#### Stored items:
-*-*-

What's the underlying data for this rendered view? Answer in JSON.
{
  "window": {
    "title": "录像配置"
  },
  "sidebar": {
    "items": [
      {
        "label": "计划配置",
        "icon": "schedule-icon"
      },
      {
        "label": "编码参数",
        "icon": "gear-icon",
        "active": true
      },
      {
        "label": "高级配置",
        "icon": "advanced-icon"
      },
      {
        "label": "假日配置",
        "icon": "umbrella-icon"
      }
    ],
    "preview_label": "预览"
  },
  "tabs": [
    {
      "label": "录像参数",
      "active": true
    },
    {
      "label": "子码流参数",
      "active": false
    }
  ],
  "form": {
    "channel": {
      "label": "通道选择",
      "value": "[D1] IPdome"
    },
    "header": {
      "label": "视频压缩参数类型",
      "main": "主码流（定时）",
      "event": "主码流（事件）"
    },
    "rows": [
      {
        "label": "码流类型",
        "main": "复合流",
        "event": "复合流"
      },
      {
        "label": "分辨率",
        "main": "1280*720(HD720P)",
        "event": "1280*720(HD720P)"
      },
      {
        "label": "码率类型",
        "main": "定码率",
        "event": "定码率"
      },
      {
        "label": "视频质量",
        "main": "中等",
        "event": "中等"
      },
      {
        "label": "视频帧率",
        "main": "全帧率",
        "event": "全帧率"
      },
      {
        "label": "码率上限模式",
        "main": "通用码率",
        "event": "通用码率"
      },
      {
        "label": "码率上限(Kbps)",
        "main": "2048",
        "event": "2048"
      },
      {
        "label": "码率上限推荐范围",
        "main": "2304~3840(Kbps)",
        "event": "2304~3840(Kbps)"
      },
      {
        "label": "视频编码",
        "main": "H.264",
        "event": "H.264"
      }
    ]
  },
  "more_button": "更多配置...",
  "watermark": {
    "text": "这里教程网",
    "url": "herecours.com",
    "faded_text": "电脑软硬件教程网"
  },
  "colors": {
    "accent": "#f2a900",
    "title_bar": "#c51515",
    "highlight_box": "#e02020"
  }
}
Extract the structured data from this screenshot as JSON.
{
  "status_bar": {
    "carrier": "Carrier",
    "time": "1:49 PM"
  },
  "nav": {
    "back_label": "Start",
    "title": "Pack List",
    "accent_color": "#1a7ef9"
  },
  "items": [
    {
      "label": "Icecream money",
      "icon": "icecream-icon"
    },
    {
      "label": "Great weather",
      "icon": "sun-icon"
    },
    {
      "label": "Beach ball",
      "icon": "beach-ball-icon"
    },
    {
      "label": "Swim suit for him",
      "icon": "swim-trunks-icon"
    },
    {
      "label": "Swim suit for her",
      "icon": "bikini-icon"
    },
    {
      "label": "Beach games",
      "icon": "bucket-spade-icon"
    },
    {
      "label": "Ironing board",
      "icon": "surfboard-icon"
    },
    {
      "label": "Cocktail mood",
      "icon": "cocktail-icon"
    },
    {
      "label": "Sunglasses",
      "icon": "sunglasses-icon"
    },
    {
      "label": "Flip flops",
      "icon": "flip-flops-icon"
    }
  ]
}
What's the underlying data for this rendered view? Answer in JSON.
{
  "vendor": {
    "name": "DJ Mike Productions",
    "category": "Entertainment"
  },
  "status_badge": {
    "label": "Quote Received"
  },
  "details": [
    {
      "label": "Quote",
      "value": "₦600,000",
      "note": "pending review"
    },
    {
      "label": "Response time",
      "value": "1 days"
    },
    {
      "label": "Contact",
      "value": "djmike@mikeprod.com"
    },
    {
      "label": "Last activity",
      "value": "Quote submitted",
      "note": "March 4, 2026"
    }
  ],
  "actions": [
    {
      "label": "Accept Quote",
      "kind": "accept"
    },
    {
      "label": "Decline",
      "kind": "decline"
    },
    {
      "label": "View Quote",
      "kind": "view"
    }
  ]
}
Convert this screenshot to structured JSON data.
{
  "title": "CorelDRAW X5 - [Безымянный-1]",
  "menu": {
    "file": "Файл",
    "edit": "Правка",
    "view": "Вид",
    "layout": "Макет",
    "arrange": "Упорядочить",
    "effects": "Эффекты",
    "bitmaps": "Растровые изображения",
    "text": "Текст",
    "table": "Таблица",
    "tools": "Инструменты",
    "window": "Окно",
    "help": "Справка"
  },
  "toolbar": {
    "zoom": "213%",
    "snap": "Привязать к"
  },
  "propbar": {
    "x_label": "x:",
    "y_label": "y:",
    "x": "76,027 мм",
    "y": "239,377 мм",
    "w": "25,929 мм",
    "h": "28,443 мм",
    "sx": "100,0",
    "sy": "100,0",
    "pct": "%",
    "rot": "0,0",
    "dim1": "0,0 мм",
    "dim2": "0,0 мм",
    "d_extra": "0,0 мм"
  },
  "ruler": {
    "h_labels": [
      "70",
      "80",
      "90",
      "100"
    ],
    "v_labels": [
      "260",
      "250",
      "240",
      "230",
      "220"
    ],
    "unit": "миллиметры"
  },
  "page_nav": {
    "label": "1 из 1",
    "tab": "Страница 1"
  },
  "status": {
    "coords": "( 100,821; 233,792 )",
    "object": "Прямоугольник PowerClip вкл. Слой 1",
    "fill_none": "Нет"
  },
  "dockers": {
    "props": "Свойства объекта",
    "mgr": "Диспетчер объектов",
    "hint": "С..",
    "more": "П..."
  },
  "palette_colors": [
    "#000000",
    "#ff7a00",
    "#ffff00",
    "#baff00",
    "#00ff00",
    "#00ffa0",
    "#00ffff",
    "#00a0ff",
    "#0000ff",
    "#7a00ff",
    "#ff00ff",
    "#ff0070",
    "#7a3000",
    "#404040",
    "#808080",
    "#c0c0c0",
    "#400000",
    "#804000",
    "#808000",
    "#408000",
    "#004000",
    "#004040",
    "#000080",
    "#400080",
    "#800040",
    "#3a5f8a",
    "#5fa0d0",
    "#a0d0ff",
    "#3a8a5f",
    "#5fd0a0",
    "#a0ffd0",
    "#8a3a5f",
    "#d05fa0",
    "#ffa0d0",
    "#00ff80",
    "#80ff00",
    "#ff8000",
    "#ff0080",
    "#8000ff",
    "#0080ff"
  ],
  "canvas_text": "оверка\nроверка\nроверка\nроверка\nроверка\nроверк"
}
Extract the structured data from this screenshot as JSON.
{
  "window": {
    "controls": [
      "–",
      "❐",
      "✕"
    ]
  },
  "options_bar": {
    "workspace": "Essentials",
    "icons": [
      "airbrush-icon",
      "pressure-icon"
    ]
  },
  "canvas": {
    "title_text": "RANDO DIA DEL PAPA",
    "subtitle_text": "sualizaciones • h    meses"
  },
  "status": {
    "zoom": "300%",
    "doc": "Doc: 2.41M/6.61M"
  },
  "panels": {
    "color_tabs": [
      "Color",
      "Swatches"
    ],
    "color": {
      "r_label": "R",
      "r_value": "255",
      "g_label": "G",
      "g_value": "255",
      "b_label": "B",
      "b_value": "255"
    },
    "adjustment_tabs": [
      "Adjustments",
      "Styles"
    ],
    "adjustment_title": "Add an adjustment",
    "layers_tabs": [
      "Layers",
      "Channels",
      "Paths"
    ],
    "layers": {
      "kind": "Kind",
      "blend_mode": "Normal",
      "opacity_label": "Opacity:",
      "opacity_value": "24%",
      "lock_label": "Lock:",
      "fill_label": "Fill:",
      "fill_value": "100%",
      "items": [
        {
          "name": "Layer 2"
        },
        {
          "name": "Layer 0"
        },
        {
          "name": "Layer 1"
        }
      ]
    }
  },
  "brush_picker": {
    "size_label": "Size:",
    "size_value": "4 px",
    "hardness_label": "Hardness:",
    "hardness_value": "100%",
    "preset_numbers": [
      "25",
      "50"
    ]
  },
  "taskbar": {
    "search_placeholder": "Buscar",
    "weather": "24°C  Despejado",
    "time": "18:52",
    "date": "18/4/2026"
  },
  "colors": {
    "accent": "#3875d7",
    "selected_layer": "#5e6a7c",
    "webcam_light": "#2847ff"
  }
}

-*-*-

Gather each line in the data that holds the string "flops".

#### THE REPLY:
      "label": "Flip flops",
      "icon": "flip-flops-icon"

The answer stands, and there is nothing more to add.